(Figure contents as structured data)

----------

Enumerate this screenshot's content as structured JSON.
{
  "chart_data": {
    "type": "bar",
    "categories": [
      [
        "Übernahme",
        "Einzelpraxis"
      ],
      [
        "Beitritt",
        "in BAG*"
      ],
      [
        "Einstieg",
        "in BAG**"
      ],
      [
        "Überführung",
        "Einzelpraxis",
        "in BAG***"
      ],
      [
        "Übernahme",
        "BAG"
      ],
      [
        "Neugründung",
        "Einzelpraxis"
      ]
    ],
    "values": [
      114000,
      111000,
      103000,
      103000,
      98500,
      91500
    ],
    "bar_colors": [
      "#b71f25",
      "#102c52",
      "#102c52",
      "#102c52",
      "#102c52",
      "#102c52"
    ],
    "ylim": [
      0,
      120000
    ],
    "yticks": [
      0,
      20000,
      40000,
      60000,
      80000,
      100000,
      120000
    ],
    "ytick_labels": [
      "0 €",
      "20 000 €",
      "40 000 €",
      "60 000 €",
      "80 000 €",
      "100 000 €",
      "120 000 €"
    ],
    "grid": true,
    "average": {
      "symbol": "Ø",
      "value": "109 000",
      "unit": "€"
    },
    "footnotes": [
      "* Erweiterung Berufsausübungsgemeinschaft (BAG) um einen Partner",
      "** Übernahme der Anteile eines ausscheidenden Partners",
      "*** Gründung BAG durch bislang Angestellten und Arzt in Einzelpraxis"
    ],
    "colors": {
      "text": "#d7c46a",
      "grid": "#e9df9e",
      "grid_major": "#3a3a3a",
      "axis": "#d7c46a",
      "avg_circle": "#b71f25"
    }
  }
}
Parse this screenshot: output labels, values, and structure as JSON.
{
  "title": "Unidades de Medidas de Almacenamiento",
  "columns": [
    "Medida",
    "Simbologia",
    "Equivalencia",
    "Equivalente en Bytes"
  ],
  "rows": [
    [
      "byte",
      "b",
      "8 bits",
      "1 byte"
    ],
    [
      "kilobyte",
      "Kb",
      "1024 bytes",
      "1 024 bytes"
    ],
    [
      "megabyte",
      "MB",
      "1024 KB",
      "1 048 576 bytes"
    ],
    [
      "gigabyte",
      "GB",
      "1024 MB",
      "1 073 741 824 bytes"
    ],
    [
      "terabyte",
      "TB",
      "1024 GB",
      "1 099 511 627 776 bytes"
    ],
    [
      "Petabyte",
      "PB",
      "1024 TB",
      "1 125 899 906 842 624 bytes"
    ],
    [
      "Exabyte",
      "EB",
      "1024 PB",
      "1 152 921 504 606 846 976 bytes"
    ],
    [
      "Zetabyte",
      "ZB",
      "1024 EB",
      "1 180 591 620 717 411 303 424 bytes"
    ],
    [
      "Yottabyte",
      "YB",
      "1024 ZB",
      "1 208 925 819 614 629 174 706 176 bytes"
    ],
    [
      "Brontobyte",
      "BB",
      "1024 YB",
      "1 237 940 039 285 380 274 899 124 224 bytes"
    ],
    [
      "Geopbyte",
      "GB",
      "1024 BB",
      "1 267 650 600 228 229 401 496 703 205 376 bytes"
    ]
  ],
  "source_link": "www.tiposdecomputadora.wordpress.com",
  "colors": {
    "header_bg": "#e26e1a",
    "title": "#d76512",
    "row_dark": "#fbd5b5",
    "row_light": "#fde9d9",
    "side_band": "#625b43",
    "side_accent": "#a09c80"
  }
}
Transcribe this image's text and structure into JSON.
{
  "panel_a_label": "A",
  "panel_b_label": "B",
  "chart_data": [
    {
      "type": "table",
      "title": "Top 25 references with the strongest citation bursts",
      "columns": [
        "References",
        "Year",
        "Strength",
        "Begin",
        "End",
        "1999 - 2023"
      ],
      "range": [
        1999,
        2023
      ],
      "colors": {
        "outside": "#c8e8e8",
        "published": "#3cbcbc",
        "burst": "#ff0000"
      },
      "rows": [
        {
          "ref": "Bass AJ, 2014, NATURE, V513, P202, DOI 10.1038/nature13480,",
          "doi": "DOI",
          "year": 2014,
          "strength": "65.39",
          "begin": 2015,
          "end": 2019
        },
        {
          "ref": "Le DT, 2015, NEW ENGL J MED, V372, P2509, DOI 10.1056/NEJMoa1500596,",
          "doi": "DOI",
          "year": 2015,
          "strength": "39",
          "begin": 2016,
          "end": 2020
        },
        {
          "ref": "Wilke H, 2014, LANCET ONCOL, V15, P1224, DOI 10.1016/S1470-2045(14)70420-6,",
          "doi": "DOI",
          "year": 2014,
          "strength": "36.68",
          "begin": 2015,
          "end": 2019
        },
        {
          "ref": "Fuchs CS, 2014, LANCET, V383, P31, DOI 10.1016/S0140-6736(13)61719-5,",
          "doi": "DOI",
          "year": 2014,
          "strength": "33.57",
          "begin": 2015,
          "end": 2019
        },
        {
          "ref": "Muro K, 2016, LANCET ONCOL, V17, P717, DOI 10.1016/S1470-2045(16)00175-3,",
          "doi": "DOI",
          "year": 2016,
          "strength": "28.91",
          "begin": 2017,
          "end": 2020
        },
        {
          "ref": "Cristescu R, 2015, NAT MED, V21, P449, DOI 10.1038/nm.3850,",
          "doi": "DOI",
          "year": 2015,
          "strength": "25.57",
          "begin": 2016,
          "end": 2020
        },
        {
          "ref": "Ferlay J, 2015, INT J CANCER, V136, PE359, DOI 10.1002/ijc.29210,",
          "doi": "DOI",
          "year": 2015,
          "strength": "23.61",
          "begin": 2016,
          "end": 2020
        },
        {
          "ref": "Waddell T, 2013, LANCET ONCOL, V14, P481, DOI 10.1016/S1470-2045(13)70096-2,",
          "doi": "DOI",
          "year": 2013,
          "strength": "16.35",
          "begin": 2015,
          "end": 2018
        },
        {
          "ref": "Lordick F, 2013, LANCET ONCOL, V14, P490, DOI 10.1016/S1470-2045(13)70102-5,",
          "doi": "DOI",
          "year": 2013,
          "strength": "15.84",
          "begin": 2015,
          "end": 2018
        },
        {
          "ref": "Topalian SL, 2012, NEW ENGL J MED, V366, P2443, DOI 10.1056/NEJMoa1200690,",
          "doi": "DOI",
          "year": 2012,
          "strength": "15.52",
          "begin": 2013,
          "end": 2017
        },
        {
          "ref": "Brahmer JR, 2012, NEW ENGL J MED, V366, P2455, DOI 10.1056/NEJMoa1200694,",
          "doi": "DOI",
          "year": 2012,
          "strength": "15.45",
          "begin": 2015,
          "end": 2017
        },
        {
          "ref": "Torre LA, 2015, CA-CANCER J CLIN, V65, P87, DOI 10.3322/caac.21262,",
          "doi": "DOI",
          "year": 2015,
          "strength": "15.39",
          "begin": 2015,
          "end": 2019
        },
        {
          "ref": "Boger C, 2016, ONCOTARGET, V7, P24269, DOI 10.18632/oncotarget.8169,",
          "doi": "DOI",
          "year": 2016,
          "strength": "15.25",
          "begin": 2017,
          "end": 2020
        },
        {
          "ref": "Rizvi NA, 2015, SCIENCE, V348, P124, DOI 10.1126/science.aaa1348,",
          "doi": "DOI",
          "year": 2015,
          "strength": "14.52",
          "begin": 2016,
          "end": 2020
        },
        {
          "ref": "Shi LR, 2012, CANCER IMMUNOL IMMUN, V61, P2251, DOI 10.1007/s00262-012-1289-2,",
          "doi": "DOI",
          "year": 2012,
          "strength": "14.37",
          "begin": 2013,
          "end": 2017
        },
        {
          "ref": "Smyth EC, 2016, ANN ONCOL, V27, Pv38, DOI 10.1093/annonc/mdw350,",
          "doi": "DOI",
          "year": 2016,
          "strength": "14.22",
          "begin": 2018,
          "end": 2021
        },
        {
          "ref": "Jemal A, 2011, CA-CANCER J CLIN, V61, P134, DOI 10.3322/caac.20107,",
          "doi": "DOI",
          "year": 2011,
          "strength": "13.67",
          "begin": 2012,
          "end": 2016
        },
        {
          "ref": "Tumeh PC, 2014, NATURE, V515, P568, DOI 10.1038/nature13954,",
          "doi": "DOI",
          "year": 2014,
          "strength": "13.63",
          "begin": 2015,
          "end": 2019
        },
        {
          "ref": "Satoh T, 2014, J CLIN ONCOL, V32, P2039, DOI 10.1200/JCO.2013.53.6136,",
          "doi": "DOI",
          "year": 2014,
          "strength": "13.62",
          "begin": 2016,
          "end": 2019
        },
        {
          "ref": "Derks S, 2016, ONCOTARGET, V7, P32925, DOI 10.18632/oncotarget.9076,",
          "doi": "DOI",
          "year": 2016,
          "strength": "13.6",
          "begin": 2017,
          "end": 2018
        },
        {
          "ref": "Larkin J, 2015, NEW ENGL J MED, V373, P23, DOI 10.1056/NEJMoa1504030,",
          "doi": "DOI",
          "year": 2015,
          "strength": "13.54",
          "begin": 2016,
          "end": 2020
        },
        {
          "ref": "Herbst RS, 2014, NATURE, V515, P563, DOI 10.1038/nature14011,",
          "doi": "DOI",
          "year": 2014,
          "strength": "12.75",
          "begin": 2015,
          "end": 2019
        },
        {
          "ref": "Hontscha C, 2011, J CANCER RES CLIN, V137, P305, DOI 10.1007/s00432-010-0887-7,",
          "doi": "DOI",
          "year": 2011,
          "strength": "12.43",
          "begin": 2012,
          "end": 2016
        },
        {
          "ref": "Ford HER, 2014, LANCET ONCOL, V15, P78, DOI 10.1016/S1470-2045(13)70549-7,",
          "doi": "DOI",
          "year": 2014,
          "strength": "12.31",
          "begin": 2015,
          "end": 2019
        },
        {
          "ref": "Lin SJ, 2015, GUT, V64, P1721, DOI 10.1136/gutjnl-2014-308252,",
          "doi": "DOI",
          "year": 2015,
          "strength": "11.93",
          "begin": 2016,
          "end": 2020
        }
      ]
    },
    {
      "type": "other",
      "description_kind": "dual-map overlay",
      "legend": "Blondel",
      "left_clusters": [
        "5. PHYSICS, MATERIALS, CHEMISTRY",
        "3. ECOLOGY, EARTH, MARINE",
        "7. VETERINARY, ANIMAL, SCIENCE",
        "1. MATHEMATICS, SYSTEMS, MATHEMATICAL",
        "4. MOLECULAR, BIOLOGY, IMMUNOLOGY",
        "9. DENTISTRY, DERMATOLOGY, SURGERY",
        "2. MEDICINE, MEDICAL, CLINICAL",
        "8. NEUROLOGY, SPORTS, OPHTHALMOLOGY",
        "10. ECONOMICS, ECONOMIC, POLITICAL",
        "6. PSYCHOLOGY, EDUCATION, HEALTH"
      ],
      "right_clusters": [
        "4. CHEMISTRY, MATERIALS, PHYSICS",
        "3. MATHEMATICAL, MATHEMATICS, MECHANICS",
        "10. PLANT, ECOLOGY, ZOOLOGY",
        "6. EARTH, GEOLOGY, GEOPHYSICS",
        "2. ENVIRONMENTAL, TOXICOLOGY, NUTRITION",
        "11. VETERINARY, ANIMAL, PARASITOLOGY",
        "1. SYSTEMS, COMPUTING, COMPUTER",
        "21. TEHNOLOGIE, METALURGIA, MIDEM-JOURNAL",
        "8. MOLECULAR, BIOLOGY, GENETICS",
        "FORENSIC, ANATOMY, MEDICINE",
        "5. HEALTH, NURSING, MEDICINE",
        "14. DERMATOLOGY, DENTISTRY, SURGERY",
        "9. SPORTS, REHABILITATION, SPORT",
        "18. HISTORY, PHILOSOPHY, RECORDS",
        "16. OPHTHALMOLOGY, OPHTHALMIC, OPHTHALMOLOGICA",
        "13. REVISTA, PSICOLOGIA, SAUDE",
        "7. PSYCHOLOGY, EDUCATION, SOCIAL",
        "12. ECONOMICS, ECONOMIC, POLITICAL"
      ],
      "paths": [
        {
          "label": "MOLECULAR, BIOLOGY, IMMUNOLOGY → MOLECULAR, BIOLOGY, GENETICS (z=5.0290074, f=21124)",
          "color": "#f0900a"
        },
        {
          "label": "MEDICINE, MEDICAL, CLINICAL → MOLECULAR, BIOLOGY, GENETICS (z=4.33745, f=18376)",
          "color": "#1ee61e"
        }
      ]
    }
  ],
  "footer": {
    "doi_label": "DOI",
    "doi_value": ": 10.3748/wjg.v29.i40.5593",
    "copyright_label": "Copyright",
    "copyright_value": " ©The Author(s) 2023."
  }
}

----------

GOAL OF THE EXERCISE>
From the listing above, copy every line that includes the word "title".

SOLUTION TO THIS TASK>
  "title": "Unidades de Medidas de Almacenamiento",
    "title": "#d76512",
      "title": "Top 25 references with the strongest citation bursts",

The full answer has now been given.